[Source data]
────
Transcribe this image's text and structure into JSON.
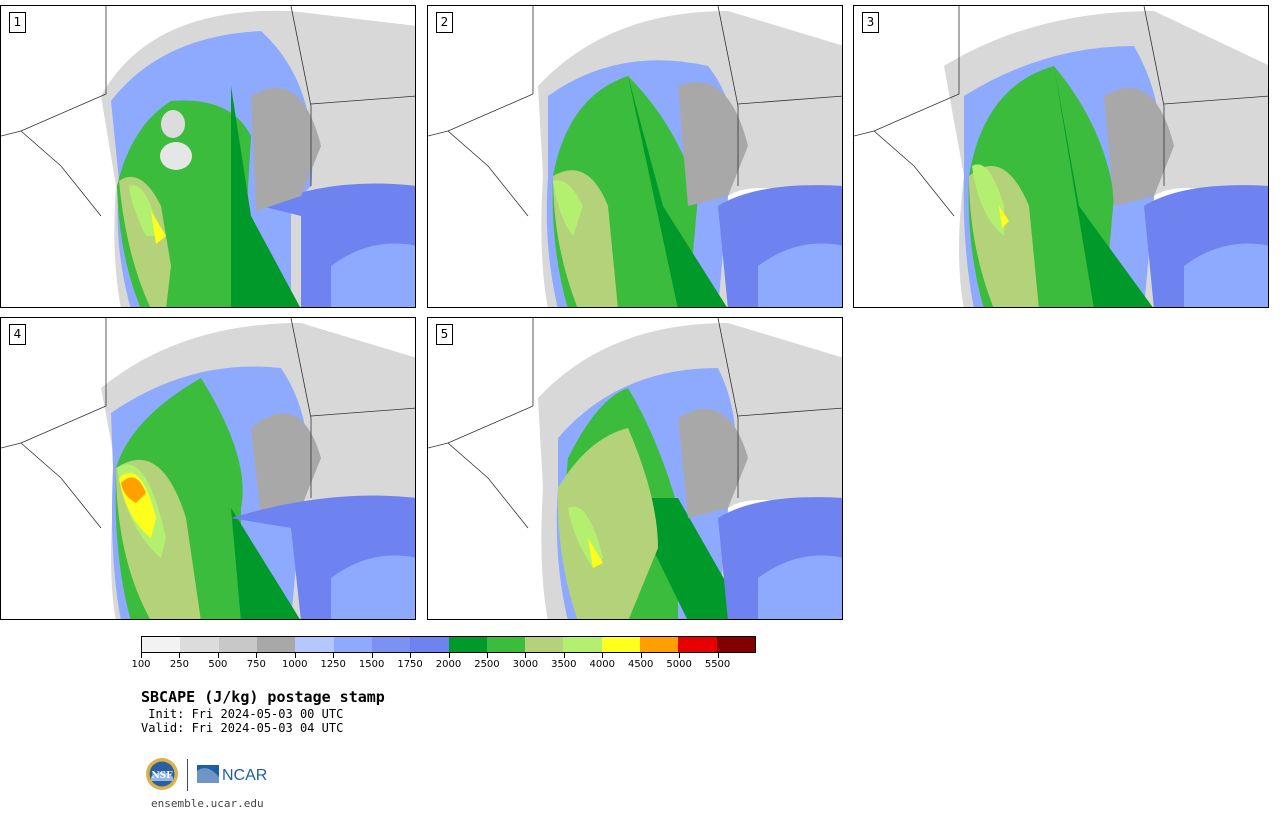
{
  "panels": [
    {
      "label": "1"
    },
    {
      "label": "2"
    },
    {
      "label": "3"
    },
    {
      "label": "4"
    },
    {
      "label": "5"
    }
  ],
  "colorbar": {
    "colors": [
      "#f2f2f2",
      "#dcdcdc",
      "#c8c8c8",
      "#a8a8a8",
      "#b4c8ff",
      "#8eaaff",
      "#7a92f2",
      "#6e82f0",
      "#009a2a",
      "#3cbc3c",
      "#b4d27a",
      "#b4f070",
      "#ffff1e",
      "#ffa000",
      "#e60000",
      "#820000"
    ],
    "ticks": [
      "100",
      "250",
      "500",
      "750",
      "1000",
      "1250",
      "1500",
      "1750",
      "2000",
      "2500",
      "3000",
      "3500",
      "4000",
      "4500",
      "5000",
      "5500"
    ]
  },
  "title": "SBCAPE (J/kg) postage stamp",
  "init": " Init: Fri 2024-05-03 00 UTC",
  "valid": "Valid: Fri 2024-05-03 04 UTC",
  "logos": {
    "nsf": "NSF",
    "ncar": "NCAR"
  },
  "footer_url": "ensemble.ucar.edu"
}
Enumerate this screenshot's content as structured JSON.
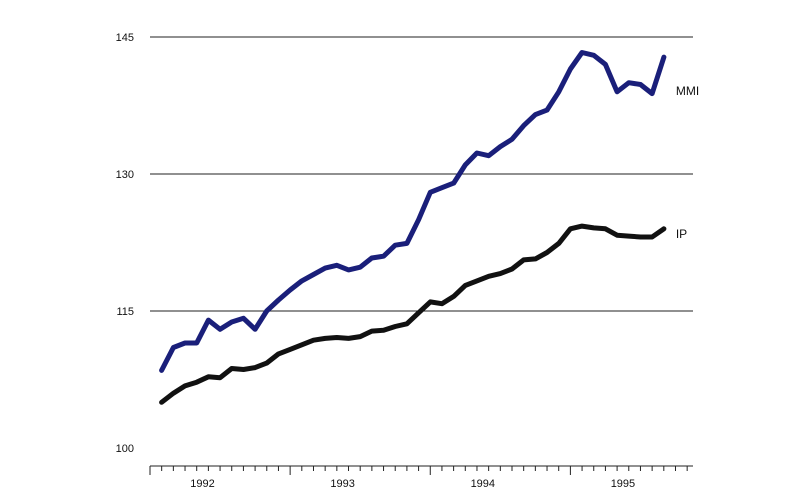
{
  "chart_data": {
    "type": "line",
    "title": "",
    "xlabel": "",
    "ylabel": "",
    "ylim": [
      100,
      145
    ],
    "yticks": [
      {
        "value": 100,
        "label": "100"
      },
      {
        "value": 115,
        "label": "115"
      },
      {
        "value": 130,
        "label": "130"
      },
      {
        "value": 145,
        "label": "145"
      }
    ],
    "xlim": [
      1991.625,
      1995.5
    ],
    "xticks": [
      {
        "value": 1992.5,
        "label": "1992"
      },
      {
        "value": 1993.5,
        "label": "1993"
      },
      {
        "value": 1994.5,
        "label": "1994"
      },
      {
        "value": 1995.5,
        "label": "1995"
      }
    ],
    "grid": "horizontal",
    "legend": "direct labels at right end of series",
    "series": [
      {
        "name": "MMI",
        "color": "#1a1f7a",
        "x": [
          1991.708,
          1991.792,
          1991.875,
          1991.958,
          1992.042,
          1992.125,
          1992.208,
          1992.292,
          1992.375,
          1992.458,
          1992.542,
          1992.625,
          1992.708,
          1992.792,
          1992.875,
          1992.958,
          1993.042,
          1993.125,
          1993.208,
          1993.292,
          1993.375,
          1993.458,
          1993.542,
          1993.625,
          1993.708,
          1993.792,
          1993.875,
          1993.958,
          1994.042,
          1994.125,
          1994.208,
          1994.292,
          1994.375,
          1994.458,
          1994.542,
          1994.625,
          1994.708,
          1994.792,
          1994.875,
          1994.958,
          1995.042,
          1995.125,
          1995.208,
          1995.292,
          1995.375,
          1995.458
        ],
        "values": [
          108.5,
          111,
          111.5,
          111.5,
          114,
          113,
          113.8,
          114.2,
          113,
          115,
          116.2,
          117.3,
          118.3,
          119,
          119.7,
          120,
          119.5,
          119.8,
          120.8,
          121,
          122.2,
          122.4,
          125,
          128,
          128.5,
          129,
          131,
          132.3,
          132,
          133,
          133.8,
          135.3,
          136.5,
          137,
          139,
          141.5,
          143.3,
          143,
          142,
          139,
          140,
          139.8,
          138.8,
          142.8,
          null,
          null
        ]
      },
      {
        "name": "IP",
        "color": "#111111",
        "x": [
          1991.708,
          1991.792,
          1991.875,
          1991.958,
          1992.042,
          1992.125,
          1992.208,
          1992.292,
          1992.375,
          1992.458,
          1992.542,
          1992.625,
          1992.708,
          1992.792,
          1992.875,
          1992.958,
          1993.042,
          1993.125,
          1993.208,
          1993.292,
          1993.375,
          1993.458,
          1993.542,
          1993.625,
          1993.708,
          1993.792,
          1993.875,
          1993.958,
          1994.042,
          1994.125,
          1994.208,
          1994.292,
          1994.375,
          1994.458,
          1994.542,
          1994.625,
          1994.708,
          1994.792,
          1994.875,
          1994.958,
          1995.042,
          1995.125,
          1995.208,
          1995.292,
          1995.375,
          1995.458
        ],
        "values": [
          105,
          106,
          106.8,
          107.2,
          107.8,
          107.7,
          108.7,
          108.6,
          108.8,
          109.3,
          110.3,
          110.8,
          111.3,
          111.8,
          112,
          112.1,
          112,
          112.2,
          112.8,
          112.9,
          113.3,
          113.6,
          114.8,
          116,
          115.8,
          116.6,
          117.8,
          118.3,
          118.8,
          119.1,
          119.6,
          120.6,
          120.7,
          121.4,
          122.4,
          124,
          124.3,
          124.1,
          124,
          123.3,
          123.2,
          123.1,
          123.1,
          124,
          null,
          null
        ]
      }
    ]
  }
}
────
■ STATED TASK ■
Track down every line holding the string "series" and copy it.

■ CORRECT RESULT ■
    "legend": "direct labels at right end of series",
    "series": [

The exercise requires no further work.